Scan the records below for lines with the word "https", then state how many you find and nothing else.

-- start Data to process --

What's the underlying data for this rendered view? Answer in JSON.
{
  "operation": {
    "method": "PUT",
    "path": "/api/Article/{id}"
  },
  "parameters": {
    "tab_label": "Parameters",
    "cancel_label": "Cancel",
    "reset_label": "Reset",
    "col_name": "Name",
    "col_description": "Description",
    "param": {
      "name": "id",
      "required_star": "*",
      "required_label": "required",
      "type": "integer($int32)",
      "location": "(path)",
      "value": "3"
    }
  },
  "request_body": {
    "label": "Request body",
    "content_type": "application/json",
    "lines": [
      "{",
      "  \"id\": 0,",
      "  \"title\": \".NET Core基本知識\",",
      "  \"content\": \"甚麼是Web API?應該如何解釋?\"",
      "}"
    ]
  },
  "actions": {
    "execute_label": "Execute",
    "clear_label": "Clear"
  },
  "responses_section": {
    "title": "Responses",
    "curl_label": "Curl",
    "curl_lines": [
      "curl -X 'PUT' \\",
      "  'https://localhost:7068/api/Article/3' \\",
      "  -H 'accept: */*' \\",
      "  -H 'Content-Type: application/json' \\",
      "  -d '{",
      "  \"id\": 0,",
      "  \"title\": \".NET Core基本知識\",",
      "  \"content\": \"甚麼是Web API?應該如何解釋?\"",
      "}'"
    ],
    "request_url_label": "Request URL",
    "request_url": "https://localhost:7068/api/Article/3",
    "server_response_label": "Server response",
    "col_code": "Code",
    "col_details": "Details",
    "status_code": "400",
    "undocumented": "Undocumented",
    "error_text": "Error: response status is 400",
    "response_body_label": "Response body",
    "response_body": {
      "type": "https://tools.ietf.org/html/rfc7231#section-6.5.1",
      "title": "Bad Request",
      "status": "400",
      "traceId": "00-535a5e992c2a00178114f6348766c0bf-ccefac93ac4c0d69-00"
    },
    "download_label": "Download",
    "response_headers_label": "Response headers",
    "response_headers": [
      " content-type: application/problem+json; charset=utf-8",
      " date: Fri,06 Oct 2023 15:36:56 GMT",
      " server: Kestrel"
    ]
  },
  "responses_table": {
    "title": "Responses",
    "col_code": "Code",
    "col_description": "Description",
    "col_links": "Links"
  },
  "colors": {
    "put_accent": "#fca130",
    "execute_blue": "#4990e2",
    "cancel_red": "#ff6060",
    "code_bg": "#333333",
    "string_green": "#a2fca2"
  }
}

-- end Data to process --

● **Correct output**
3